■ **TEXT EXCERPT**
◇ ◇ ◇
[This article belongs to Volume - 56, Issue - 01, 2024]
Gongcheng Kexue Yu Jishu/Advanced Engineering Science
Journal ID : AES-22-03-2024-27

Title : AN ANATOMIZATION SURVEY ON CROWD BEHAVIOURS ANALYSIS
Dharmesh R. Tank1, Dr. Sanjay G. Patel2, Dr. Devang S. Pandya3

Abstract :

Recent global events have highlighted the need for autonomous crowd analysis. This technology is gaining interest in computer vision and cognitive science, as well as in the real world, where crowded scenes and their behavior are being increasingly studied. With the rise of crowd phenomena in the real world, crowded scene and their behaviour analysis has gotten a lot of attention recently. When overcrowded towns are subjected to regular crowded events such as strikes, protests, parades, any religious gathering or other types of public gatherings, they face a slew of security challenges. To address these concerns, human security personnel are often deployed to supervise meetings and protect the safety of attendees. However, in crowded spaces such as COVID-19 breakout sessions and public events, it can be challenging to manually manage, count, secure, and track everyone present. An automated system could help to improve safety and efficiency in these situations. Due to significant occlusion, complicated actions, and posture changes, assessing crowd situations is difficult. Crowd analysis is divided into two main categories: crowd statistics and crowd behavior analysis. Crowd statistics determines the level of service (LoS) of a crowded environment, while crowd behavior analysis identifies the mobility patterns and activities of people in a scene. Crowd behaviour analysis has become an essential tool for assuring peaceful event organizing and minimal casualties in public and religious venues across the world. Traditionally, handmade characteristics were used to compute crowd analysis. This paper provides an overview of contemporary exploration study of various crowd behaviour analysis approaches and address new unexplored problem with the eye of deep learning.
◇ ◇ ◇
■ **TASK REQUIREMENTS**
Answer these questions using the crowd behavior abstract, numbering each answer to match.
1. What journal ID does the crowd behavior abstract carry?
2. Which three factors make assessing crowd situations difficult?
3. Into which two main categories is crowd analysis divided?
The listing comes from a different source than the crowd behavior abstract.

■ **DATA EXCERPTS**
◇ ◇ ◇
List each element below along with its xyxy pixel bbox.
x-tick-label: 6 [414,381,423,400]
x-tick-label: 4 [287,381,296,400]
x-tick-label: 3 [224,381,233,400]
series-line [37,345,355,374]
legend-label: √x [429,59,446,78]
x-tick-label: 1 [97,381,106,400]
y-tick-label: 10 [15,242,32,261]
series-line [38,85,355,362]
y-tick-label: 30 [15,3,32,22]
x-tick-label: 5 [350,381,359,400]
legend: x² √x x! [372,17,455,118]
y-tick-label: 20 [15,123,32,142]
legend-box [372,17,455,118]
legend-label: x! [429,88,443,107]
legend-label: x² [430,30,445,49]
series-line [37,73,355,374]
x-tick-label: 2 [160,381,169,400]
◇ ◇ ◇
■ **EXERCISE SOLUTION**
1. AES-22-03-2024-27
2. Significant occlusion, complicated actions, and posture changes
3. Crowd statistics and crowd behavior analysis